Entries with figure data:
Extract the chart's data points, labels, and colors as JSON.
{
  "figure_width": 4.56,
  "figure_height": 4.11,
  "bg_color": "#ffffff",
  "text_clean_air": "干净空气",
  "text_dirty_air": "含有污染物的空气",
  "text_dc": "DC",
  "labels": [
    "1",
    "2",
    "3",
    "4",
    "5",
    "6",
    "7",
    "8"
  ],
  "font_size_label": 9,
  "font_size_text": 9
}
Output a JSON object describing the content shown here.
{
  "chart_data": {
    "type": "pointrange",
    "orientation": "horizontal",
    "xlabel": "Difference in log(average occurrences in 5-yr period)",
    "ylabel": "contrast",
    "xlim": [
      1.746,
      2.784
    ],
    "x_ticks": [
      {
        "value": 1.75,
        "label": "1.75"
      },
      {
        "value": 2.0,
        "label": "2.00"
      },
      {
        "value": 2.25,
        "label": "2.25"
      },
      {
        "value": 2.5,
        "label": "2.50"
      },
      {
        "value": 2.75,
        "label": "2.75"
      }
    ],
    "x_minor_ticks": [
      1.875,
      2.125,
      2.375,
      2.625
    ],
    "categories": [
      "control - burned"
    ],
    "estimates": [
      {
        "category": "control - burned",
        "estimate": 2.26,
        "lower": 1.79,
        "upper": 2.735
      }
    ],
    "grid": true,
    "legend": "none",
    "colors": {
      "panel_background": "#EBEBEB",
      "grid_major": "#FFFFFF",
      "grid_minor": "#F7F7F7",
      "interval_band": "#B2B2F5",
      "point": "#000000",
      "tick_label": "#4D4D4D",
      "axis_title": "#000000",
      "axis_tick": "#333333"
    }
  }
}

The task
Please reproduce the entire listing, exactly as shown.

The solution
Extract the chart's data points, labels, and colors as JSON.
{
  "figure_width": 4.56,
  "figure_height": 4.11,
  "bg_color": "#ffffff",
  "text_clean_air": "干净空气",
  "text_dirty_air": "含有污染物的空气",
  "text_dc": "DC",
  "labels": [
    "1",
    "2",
    "3",
    "4",
    "5",
    "6",
    "7",
    "8"
  ],
  "font_size_label": 9,
  "font_size_text": 9
}
Output a JSON object describing the content shown here.
{
  "chart_data": {
    "type": "pointrange",
    "orientation": "horizontal",
    "xlabel": "Difference in log(average occurrences in 5-yr period)",
    "ylabel": "contrast",
    "xlim": [
      1.746,
      2.784
    ],
    "x_ticks": [
      {
        "value": 1.75,
        "label": "1.75"
      },
      {
        "value": 2.0,
        "label": "2.00"
      },
      {
        "value": 2.25,
        "label": "2.25"
      },
      {
        "value": 2.5,
        "label": "2.50"
      },
      {
        "value": 2.75,
        "label": "2.75"
      }
    ],
    "x_minor_ticks": [
      1.875,
      2.125,
      2.375,
      2.625
    ],
    "categories": [
      "control - burned"
    ],
    "estimates": [
      {
        "category": "control - burned",
        "estimate": 2.26,
        "lower": 1.79,
        "upper": 2.735
      }
    ],
    "grid": true,
    "legend": "none",
    "colors": {
      "panel_background": "#EBEBEB",
      "grid_major": "#FFFFFF",
      "grid_minor": "#F7F7F7",
      "interval_band": "#B2B2F5",
      "point": "#000000",
      "tick_label": "#4D4D4D",
      "axis_title": "#000000",
      "axis_tick": "#333333"
    }
  }
}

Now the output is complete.